[What this task involves]:
Would you copy out the whole listing exactly as given?

[Available data]:
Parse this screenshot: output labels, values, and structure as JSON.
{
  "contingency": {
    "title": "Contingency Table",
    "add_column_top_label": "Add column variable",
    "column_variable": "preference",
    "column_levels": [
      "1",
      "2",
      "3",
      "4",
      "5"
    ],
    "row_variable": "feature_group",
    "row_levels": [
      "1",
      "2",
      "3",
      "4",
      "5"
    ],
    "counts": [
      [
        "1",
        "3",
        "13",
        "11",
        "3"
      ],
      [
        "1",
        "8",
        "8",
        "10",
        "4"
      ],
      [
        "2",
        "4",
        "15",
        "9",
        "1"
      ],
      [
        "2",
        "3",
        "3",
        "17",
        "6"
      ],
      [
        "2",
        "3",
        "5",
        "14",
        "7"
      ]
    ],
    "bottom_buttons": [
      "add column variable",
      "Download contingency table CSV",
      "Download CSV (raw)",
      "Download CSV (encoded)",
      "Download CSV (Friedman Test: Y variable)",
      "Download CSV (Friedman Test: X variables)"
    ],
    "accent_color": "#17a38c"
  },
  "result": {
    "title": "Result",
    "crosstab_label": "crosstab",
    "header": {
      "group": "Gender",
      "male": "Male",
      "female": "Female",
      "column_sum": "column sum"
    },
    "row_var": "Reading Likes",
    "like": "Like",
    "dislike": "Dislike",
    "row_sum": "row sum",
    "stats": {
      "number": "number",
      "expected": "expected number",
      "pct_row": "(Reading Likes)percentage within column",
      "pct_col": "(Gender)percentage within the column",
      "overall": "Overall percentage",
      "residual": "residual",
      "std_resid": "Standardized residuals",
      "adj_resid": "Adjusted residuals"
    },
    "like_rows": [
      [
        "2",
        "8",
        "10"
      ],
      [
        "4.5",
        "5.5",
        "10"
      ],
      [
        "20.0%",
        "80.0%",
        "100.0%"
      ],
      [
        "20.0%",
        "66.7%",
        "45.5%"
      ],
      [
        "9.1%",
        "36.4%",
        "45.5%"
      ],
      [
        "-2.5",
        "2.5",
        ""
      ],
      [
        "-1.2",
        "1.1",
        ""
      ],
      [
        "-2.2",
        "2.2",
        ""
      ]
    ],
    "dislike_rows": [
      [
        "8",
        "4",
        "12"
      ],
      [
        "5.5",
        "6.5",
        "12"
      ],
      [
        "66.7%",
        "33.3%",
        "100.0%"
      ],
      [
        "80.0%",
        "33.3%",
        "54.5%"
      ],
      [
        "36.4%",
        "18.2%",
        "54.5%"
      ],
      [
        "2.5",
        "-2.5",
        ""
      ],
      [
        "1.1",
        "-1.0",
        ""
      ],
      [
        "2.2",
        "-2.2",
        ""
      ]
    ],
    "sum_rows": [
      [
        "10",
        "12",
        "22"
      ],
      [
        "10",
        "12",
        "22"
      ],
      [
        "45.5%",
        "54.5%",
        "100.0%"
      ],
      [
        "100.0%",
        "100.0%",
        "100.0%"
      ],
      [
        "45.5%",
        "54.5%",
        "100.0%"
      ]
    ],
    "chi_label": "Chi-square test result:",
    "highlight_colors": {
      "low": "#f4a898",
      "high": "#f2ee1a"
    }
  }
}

[Finished task]:
Parse this screenshot: output labels, values, and structure as JSON.
{
  "contingency": {
    "title": "Contingency Table",
    "add_column_top_label": "Add column variable",
    "column_variable": "preference",
    "column_levels": [
      "1",
      "2",
      "3",
      "4",
      "5"
    ],
    "row_variable": "feature_group",
    "row_levels": [
      "1",
      "2",
      "3",
      "4",
      "5"
    ],
    "counts": [
      [
        "1",
        "3",
        "13",
        "11",
        "3"
      ],
      [
        "1",
        "8",
        "8",
        "10",
        "4"
      ],
      [
        "2",
        "4",
        "15",
        "9",
        "1"
      ],
      [
        "2",
        "3",
        "3",
        "17",
        "6"
      ],
      [
        "2",
        "3",
        "5",
        "14",
        "7"
      ]
    ],
    "bottom_buttons": [
      "add column variable",
      "Download contingency table CSV",
      "Download CSV (raw)",
      "Download CSV (encoded)",
      "Download CSV (Friedman Test: Y variable)",
      "Download CSV (Friedman Test: X variables)"
    ],
    "accent_color": "#17a38c"
  },
  "result": {
    "title": "Result",
    "crosstab_label": "crosstab",
    "header": {
      "group": "Gender",
      "male": "Male",
      "female": "Female",
      "column_sum": "column sum"
    },
    "row_var": "Reading Likes",
    "like": "Like",
    "dislike": "Dislike",
    "row_sum": "row sum",
    "stats": {
      "number": "number",
      "expected": "expected number",
      "pct_row": "(Reading Likes)percentage within column",
      "pct_col": "(Gender)percentage within the column",
      "overall": "Overall percentage",
      "residual": "residual",
      "std_resid": "Standardized residuals",
      "adj_resid": "Adjusted residuals"
    },
    "like_rows": [
      [
        "2",
        "8",
        "10"
      ],
      [
        "4.5",
        "5.5",
        "10"
      ],
      [
        "20.0%",
        "80.0%",
        "100.0%"
      ],
      [
        "20.0%",
        "66.7%",
        "45.5%"
      ],
      [
        "9.1%",
        "36.4%",
        "45.5%"
      ],
      [
        "-2.5",
        "2.5",
        ""
      ],
      [
        "-1.2",
        "1.1",
        ""
      ],
      [
        "-2.2",
        "2.2",
        ""
      ]
    ],
    "dislike_rows": [
      [
        "8",
        "4",
        "12"
      ],
      [
        "5.5",
        "6.5",
        "12"
      ],
      [
        "66.7%",
        "33.3%",
        "100.0%"
      ],
      [
        "80.0%",
        "33.3%",
        "54.5%"
      ],
      [
        "36.4%",
        "18.2%",
        "54.5%"
      ],
      [
        "2.5",
        "-2.5",
        ""
      ],
      [
        "1.1",
        "-1.0",
        ""
      ],
      [
        "2.2",
        "-2.2",
        ""
      ]
    ],
    "sum_rows": [
      [
        "10",
        "12",
        "22"
      ],
      [
        "10",
        "12",
        "22"
      ],
      [
        "45.5%",
        "54.5%",
        "100.0%"
      ],
      [
        "100.0%",
        "100.0%",
        "100.0%"
      ],
      [
        "45.5%",
        "54.5%",
        "100.0%"
      ]
    ],
    "chi_label": "Chi-square test result:",
    "highlight_colors": {
      "low": "#f4a898",
      "high": "#f2ee1a"
    }
  }
}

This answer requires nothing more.